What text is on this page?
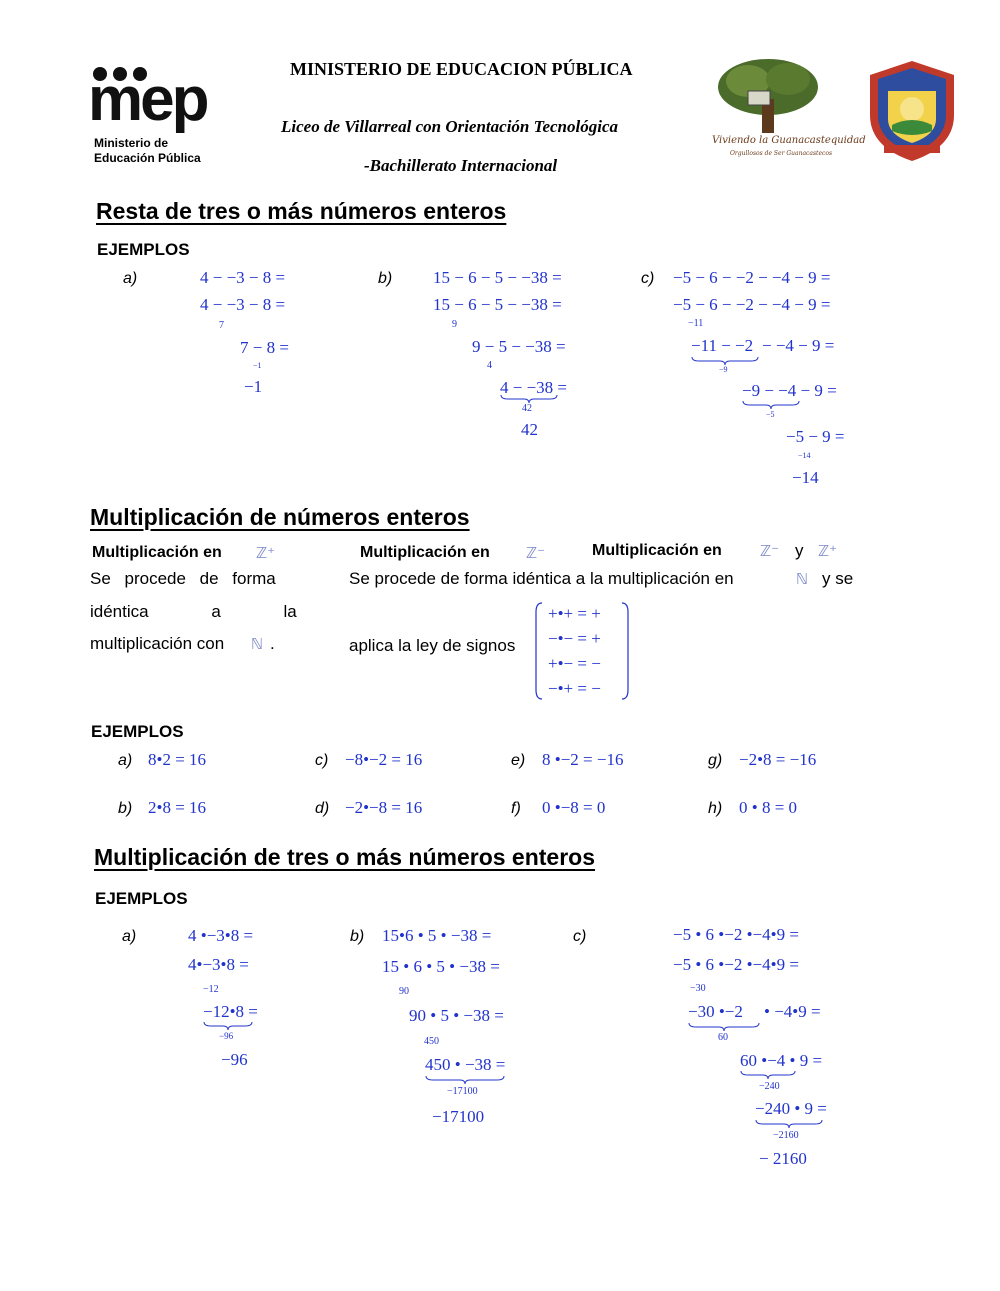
mep
Ministerio de
Educación Pública
MINISTERIO DE EDUCACION PÚBLICA
Liceo de Villarreal con Orientación Tecnológica
-Bachillerato Internacional
Viviendo la Guanacastequidad
Orgullosos de Ser Guanacastecos
LICEO DE VILLARREAL
Resta de tres o más números enteros
EJEMPLOS
a)	4 − −3 − 8 =
4 − −3 − 8 =
7
7 − 8 =
−1
−1
b) 15 − 6 − 5 − −38 =
15 − 6 − 5 − −38 =
9
9 − 5 − −38 =
4
4 − −38 =
42
42
c) −5 − 6 − −2 − −4 − 9 =
−5 − 6 − −2 − −4 − 9 =
−11
−11 − −2 − −4 − 9 =
−9
−9 − −4 − 9 =
−5
−5 − 9 =
−14
−14
Multiplicación de números enteros
Multiplicación en ℤ⁺
Se procede de forma
idéntica a la
multiplicación con ℕ .
Multiplicación en ℤ⁻	Multiplicación en	ℤ⁻ y ℤ⁺
Se procede de forma idéntica a la multiplicación en	ℕ y se
aplica la ley de signos
+•+ = +
−•− = +
+•− = −
−•+ = −
EJEMPLOS
a) 8•2 = 16
b) 2•8 = 16
c) −8•−2 = 16
d) −2•−8 = 16
e) 8 •−2 = −16
f) 0 •−8 = 0
g) −2•8 = −16
h) 0 • 8 = 0
Multiplicación de tres o más números enteros
EJEMPLOS
a)	4 •−3•8 =
4•−3•8 =
−12
−12•8 =
−96
−96
b) 15•6 • 5 • −38 =
15 • 6 • 5 • −38 =
90
90 • 5 • −38 =
450
450 • −38 =
−17100
−17100
c)	−5 • 6 •−2 •−4•9 =
−5 • 6 •−2 •−4•9 =
−30
−30 •−2 • −4•9 =
60
60 •−4 • 9 =
−240
−240 • 9 =
−2160
− 2160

————————

→ Description of the task: In the records shown above, how many lines include the word "idéntica"? Answer with the number only.

→ Response for this exercise: 2